● Dataset rows about figures:
━━━━━━━━━━━━━━━━

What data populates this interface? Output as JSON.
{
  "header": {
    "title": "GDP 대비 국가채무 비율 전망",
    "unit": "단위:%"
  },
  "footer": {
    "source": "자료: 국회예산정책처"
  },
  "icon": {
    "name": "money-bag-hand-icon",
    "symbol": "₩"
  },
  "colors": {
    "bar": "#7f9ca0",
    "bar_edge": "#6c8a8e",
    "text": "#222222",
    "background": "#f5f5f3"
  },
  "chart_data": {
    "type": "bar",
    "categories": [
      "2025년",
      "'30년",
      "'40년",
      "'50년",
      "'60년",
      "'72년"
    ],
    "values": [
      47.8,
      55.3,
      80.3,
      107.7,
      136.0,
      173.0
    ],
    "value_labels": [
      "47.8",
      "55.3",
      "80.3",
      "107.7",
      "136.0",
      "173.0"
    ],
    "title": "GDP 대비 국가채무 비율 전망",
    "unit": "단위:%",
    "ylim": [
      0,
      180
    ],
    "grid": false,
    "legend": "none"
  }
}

━━━━━━━━━━━━━━━━

● EXERCISE AIM: Set down the entries verbatim, leaving none out.

● SOLUTION FOR THIS EXERCISE:
What data populates this interface? Output as JSON.
{
  "header": {
    "title": "GDP 대비 국가채무 비율 전망",
    "unit": "단위:%"
  },
  "footer": {
    "source": "자료: 국회예산정책처"
  },
  "icon": {
    "name": "money-bag-hand-icon",
    "symbol": "₩"
  },
  "colors": {
    "bar": "#7f9ca0",
    "bar_edge": "#6c8a8e",
    "text": "#222222",
    "background": "#f5f5f3"
  },
  "chart_data": {
    "type": "bar",
    "categories": [
      "2025년",
      "'30년",
      "'40년",
      "'50년",
      "'60년",
      "'72년"
    ],
    "values": [
      47.8,
      55.3,
      80.3,
      107.7,
      136.0,
      173.0
    ],
    "value_labels": [
      "47.8",
      "55.3",
      "80.3",
      "107.7",
      "136.0",
      "173.0"
    ],
    "title": "GDP 대비 국가채무 비율 전망",
    "unit": "단위:%",
    "ylim": [
      0,
      180
    ],
    "grid": false,
    "legend": "none"
  }
}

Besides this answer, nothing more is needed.